**Figure data in JSON:**

──────

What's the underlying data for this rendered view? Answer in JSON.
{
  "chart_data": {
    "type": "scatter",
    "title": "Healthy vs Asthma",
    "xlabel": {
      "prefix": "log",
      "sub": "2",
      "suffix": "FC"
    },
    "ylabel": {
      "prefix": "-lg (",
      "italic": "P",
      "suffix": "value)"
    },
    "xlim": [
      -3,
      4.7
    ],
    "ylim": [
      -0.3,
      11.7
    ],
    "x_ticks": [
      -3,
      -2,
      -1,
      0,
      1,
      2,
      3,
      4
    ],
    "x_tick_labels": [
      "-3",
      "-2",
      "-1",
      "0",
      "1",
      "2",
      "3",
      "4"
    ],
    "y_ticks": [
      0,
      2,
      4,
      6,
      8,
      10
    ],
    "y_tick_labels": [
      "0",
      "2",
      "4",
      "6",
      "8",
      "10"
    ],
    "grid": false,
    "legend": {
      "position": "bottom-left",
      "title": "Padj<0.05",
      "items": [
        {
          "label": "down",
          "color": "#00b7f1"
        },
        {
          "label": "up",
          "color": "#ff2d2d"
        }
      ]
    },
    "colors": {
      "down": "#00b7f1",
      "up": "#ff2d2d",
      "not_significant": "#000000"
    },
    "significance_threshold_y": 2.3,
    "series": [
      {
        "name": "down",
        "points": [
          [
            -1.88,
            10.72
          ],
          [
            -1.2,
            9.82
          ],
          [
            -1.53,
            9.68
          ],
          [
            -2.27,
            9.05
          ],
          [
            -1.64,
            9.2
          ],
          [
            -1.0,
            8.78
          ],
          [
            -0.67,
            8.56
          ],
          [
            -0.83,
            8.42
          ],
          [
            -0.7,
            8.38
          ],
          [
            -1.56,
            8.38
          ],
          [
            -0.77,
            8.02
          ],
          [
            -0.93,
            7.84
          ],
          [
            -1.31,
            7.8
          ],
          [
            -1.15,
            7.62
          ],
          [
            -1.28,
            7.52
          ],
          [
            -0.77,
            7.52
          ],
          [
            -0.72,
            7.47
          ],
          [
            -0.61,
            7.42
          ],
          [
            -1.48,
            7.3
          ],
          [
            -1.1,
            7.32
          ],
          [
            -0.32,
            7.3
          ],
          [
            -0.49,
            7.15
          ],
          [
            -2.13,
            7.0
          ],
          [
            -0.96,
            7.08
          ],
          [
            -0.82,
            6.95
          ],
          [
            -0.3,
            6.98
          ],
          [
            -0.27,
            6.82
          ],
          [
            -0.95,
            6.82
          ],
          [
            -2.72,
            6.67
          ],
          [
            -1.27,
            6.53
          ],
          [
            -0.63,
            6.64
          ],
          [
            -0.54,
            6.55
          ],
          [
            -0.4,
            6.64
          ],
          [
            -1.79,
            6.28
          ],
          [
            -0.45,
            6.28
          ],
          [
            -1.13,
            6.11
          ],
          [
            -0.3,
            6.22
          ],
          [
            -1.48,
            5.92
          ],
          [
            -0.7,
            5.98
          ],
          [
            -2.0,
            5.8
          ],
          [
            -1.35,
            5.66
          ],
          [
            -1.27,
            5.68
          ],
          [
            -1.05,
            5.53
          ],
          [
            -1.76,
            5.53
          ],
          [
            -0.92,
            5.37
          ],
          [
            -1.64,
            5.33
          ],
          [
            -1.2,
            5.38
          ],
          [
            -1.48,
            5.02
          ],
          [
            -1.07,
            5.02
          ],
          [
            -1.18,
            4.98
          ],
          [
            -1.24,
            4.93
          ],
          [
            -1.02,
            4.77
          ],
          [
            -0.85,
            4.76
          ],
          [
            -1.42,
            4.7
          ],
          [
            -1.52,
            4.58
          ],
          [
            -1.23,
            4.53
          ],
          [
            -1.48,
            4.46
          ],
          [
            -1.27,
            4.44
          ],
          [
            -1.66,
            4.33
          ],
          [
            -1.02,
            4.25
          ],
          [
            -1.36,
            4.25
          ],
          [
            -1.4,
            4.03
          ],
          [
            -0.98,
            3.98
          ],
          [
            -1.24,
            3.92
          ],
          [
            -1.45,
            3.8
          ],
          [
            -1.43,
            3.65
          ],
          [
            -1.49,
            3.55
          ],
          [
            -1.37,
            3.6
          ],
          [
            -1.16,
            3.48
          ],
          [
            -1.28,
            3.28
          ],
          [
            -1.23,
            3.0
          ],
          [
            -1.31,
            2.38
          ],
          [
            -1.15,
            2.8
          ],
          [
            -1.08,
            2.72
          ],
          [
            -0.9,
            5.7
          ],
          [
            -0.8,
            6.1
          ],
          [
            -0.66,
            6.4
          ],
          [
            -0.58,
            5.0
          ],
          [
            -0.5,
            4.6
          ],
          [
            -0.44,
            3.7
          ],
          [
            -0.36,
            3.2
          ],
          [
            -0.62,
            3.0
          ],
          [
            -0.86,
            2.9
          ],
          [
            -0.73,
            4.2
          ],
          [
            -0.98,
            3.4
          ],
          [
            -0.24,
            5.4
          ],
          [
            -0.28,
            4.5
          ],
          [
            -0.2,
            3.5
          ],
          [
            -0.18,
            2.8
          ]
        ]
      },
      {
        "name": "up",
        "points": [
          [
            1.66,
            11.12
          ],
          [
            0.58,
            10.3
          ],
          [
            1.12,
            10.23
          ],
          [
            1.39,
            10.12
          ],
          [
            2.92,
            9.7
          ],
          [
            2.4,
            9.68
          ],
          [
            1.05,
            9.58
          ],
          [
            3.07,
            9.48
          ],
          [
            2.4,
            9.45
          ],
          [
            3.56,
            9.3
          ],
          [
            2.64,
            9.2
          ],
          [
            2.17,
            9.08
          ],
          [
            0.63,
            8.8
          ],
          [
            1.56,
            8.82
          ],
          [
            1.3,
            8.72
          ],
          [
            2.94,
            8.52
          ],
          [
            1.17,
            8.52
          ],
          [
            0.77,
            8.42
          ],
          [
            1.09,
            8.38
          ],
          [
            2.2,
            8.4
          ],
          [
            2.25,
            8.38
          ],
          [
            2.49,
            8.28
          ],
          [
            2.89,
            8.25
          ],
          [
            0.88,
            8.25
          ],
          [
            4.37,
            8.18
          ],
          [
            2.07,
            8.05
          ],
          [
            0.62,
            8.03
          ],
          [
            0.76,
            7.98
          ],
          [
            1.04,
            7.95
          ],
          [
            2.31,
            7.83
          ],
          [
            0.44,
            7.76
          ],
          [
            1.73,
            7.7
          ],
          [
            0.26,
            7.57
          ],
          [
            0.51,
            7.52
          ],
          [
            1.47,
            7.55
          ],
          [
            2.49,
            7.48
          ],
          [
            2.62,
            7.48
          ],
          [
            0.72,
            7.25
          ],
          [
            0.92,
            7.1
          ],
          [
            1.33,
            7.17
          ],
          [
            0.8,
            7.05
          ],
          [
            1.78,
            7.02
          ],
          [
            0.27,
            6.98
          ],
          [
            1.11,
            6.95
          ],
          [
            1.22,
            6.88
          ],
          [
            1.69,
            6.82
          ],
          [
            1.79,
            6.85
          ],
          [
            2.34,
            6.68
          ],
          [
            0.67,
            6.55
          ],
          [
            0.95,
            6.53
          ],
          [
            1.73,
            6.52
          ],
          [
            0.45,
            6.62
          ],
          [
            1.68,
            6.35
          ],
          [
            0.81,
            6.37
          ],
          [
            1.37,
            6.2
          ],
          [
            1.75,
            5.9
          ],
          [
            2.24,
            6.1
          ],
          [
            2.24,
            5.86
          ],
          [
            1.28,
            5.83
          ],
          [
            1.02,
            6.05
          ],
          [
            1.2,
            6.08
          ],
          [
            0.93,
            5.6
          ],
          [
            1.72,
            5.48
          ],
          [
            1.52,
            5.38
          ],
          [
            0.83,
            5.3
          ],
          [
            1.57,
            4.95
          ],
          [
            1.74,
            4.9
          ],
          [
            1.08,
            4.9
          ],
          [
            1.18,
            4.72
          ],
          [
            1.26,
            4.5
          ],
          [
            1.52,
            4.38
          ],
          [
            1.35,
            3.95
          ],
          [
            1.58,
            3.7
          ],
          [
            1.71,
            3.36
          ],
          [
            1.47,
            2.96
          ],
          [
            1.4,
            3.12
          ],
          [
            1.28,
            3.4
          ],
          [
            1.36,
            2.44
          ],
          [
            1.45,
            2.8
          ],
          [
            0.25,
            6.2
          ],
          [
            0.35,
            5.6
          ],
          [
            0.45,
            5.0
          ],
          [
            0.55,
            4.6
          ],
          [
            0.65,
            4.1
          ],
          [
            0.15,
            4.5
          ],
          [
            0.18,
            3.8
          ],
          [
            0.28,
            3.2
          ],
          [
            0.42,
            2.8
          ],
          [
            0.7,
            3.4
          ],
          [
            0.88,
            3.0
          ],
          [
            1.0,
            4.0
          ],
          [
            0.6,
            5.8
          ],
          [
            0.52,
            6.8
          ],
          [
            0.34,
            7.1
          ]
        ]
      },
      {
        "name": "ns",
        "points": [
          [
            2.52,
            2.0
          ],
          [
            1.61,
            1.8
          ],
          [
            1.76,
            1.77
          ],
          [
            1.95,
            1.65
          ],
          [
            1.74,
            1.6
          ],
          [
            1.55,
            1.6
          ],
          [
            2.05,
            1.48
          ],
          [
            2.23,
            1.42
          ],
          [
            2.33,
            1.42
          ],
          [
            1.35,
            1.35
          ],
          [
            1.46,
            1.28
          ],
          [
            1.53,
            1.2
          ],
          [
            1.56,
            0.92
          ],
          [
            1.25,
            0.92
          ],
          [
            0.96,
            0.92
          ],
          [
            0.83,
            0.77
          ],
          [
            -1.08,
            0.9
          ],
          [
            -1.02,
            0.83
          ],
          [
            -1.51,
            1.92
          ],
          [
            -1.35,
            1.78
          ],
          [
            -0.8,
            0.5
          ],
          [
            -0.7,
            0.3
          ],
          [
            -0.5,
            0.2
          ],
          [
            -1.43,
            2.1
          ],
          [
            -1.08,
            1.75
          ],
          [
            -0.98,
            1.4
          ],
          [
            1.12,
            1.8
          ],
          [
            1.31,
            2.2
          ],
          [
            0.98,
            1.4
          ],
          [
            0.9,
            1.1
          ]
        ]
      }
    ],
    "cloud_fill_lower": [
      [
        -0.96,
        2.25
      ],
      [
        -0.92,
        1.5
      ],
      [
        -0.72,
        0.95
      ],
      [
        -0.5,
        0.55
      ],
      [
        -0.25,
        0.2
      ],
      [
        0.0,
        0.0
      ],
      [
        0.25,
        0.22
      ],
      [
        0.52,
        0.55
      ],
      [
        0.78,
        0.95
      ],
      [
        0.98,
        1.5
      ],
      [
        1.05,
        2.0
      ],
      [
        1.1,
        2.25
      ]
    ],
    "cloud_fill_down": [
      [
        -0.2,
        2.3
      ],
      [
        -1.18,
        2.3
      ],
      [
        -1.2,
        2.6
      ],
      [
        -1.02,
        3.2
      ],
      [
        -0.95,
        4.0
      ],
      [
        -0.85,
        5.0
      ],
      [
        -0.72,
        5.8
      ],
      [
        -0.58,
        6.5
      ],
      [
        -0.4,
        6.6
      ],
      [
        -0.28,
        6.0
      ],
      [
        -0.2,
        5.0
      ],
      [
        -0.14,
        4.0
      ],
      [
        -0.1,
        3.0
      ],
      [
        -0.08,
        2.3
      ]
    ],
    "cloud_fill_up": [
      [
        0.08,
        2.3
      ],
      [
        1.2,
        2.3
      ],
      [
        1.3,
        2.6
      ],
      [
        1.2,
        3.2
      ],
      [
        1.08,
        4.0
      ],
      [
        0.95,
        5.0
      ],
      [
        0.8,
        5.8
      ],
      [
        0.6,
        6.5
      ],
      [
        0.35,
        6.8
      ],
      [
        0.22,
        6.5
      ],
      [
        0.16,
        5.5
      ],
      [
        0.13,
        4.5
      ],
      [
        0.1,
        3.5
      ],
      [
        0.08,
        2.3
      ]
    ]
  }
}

──────

**What the exercise asks:** Find the word "title" in the data and show each line that holds it.

**Finished answer:**
    "title": "Healthy vs Asthma",
      "title": "Padj<0.05",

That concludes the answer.